#### PROBLEM DETAILS:
Draw out every line with the word "color" from the listing below.
:: MATERIAL FOR THE TASK ::
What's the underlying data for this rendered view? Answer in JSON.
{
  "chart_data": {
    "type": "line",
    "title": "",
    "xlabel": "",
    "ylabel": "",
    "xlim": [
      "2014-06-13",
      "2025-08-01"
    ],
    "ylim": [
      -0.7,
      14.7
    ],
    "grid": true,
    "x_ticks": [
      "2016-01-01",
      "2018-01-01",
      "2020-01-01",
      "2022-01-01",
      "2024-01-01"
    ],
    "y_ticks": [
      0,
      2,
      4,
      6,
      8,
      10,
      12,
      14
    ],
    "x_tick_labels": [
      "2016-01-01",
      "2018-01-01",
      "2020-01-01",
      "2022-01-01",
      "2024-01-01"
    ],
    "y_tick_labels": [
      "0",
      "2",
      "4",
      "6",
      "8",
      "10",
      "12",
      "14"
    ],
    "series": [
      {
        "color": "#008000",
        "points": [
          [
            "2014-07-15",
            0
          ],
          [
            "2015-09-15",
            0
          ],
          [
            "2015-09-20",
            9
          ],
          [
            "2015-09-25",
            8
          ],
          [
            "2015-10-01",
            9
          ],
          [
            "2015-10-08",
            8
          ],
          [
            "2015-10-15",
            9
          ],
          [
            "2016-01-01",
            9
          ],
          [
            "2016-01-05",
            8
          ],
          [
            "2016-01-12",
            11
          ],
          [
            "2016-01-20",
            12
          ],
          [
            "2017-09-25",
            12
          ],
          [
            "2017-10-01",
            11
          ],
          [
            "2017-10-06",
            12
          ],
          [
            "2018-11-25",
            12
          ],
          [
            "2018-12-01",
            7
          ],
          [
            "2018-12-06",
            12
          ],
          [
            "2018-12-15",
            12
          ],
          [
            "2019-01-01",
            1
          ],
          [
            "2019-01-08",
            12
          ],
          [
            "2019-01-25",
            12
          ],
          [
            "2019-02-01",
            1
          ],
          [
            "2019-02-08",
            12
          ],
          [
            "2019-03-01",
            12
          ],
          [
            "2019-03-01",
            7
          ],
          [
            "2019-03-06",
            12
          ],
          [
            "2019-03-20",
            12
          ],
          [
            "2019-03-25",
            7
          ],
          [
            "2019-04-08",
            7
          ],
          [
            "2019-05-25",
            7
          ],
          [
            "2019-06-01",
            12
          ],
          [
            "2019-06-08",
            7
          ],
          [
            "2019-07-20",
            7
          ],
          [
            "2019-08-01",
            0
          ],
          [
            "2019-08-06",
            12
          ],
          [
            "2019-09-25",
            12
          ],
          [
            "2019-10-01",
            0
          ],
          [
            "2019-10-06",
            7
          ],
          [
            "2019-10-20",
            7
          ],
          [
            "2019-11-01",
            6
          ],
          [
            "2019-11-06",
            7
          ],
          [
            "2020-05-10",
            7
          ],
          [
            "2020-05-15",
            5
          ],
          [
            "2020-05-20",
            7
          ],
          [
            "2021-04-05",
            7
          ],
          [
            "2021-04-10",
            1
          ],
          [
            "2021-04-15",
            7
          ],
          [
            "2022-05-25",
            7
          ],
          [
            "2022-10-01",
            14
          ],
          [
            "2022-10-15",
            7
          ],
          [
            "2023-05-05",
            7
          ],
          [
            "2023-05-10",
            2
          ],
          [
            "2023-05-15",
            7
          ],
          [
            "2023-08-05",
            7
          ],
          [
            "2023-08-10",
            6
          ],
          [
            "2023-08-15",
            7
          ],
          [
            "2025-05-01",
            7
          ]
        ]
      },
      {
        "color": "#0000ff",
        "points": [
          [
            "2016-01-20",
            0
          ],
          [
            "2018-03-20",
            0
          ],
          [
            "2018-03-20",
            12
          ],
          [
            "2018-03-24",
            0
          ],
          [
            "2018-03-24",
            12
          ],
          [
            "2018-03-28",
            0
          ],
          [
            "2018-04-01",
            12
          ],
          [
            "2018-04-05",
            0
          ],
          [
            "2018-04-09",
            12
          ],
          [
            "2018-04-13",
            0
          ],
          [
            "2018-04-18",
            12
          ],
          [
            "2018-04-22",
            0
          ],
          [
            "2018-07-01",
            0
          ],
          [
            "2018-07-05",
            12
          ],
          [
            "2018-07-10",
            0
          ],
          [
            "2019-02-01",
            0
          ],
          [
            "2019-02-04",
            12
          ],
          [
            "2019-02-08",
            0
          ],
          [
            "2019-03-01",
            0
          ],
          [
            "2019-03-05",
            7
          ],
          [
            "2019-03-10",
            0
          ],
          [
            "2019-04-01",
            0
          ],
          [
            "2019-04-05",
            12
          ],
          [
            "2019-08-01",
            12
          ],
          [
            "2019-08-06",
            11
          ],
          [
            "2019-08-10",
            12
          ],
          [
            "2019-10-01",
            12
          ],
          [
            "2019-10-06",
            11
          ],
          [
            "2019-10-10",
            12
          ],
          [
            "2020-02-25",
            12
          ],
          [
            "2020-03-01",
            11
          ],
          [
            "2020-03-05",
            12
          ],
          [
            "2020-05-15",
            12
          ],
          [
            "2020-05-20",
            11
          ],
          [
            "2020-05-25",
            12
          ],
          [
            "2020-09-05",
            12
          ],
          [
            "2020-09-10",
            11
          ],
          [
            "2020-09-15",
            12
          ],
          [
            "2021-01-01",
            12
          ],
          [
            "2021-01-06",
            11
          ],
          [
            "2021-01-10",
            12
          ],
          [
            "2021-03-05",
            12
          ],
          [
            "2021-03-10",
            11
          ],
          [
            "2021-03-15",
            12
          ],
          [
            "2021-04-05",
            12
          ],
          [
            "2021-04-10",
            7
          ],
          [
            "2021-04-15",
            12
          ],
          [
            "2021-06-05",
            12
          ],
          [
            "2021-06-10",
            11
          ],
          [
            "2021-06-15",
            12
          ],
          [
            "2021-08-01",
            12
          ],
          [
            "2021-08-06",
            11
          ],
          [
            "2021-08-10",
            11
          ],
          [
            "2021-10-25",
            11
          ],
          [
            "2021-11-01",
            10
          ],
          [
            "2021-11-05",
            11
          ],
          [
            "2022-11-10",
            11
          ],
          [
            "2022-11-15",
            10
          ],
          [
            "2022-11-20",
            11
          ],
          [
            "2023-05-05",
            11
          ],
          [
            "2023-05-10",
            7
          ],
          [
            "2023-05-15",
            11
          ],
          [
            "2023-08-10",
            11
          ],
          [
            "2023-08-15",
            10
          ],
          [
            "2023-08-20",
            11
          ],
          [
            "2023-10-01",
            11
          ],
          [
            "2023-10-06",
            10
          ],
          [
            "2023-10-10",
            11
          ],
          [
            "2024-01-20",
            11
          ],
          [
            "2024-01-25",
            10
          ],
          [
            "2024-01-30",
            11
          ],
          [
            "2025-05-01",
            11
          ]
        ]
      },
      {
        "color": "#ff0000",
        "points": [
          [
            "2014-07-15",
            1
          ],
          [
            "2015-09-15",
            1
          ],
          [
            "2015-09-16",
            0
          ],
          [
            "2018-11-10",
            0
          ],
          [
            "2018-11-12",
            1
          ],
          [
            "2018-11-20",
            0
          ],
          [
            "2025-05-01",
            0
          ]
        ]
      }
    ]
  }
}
:::
#### ANSWER IN FULL:
        "color": "#008000",
        "color": "#0000ff",
        "color": "#ff0000",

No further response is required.